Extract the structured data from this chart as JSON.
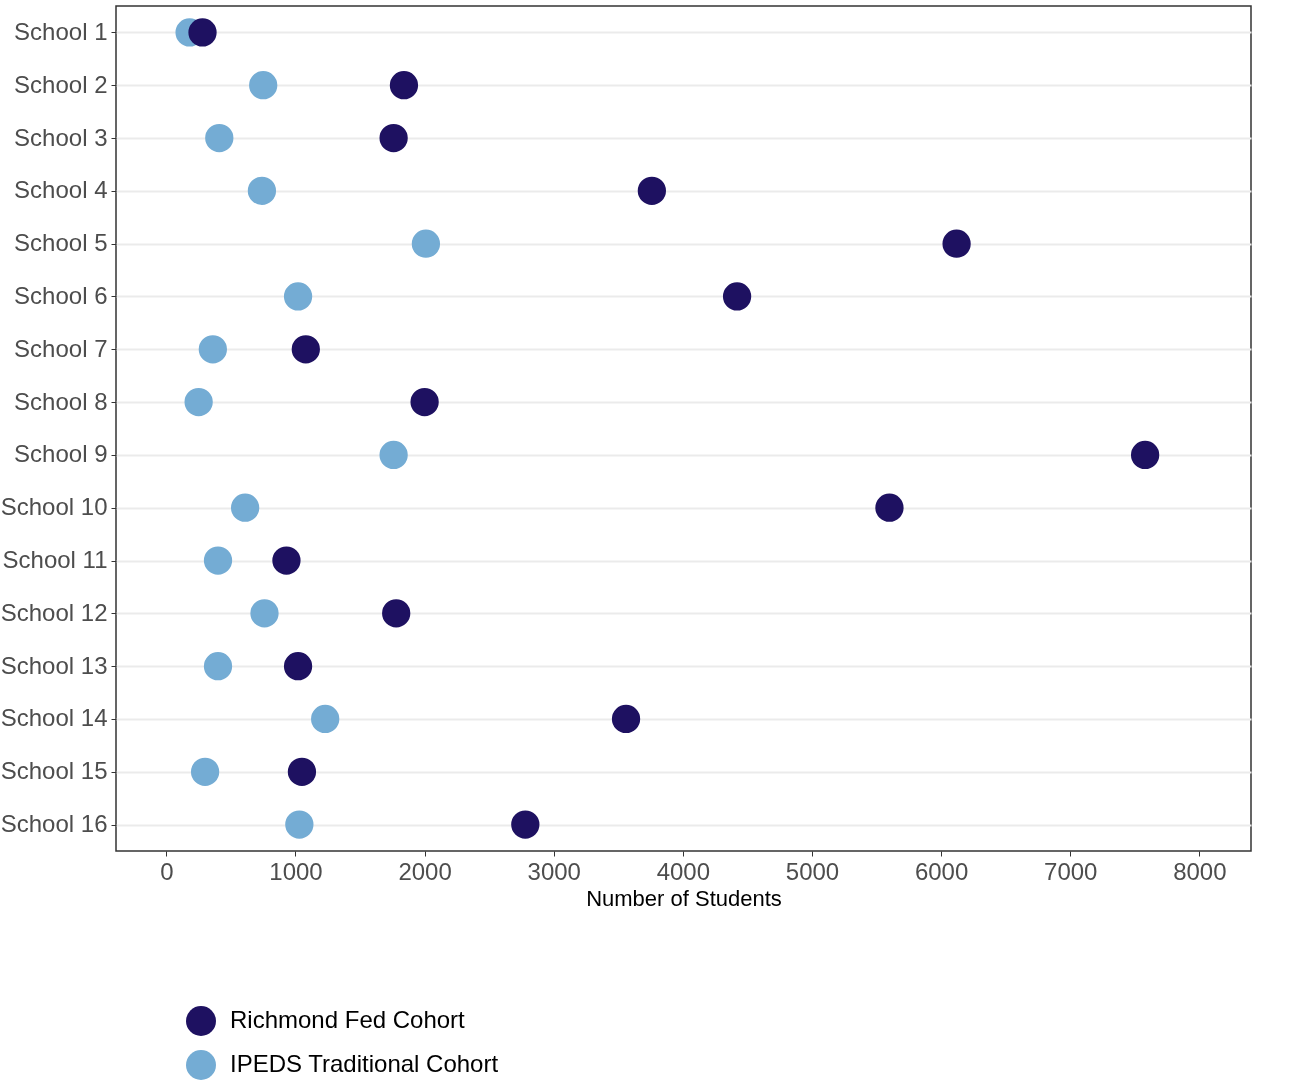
{
  "chart_data": {
    "type": "scatter",
    "orientation": "horizontal",
    "xlabel": "Number of Students",
    "categories": [
      "School 1",
      "School 2",
      "School 3",
      "School 4",
      "School 5",
      "School 6",
      "School 7",
      "School 8",
      "School 9",
      "School 10",
      "School 11",
      "School 12",
      "School 13",
      "School 14",
      "School 15",
      "School 16"
    ],
    "series": [
      {
        "name": "Richmond Fed Cohort",
        "color": "#1e1161",
        "values": [
          280,
          1840,
          1760,
          3760,
          6120,
          4420,
          1080,
          2000,
          7580,
          5600,
          930,
          1780,
          1020,
          3560,
          1050,
          2780
        ]
      },
      {
        "name": "IPEDS Traditional Cohort",
        "color": "#74acd4",
        "values": [
          180,
          750,
          410,
          740,
          2010,
          1020,
          360,
          250,
          1760,
          610,
          400,
          760,
          400,
          1230,
          300,
          1030
        ]
      }
    ],
    "xlim": [
      -390,
      8400
    ],
    "xticks": [
      0,
      {
        "value": 1000,
        "label": "1000"
      },
      {
        "value": 2000,
        "label": "2000"
      },
      {
        "value": 3000,
        "label": "3000"
      },
      {
        "value": 4000,
        "label": "4000"
      },
      {
        "value": 5000,
        "label": "5000"
      },
      {
        "value": 6000,
        "label": "6000"
      },
      {
        "value": 7000,
        "label": "7000"
      },
      {
        "value": 8000,
        "label": "8000"
      }
    ],
    "grid": "y",
    "legend": "bottom left",
    "marker": "circle"
  }
}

- Prompt
How many lines of the entries above hold the string "Cohort"? Reply with the number alone.

- The response
2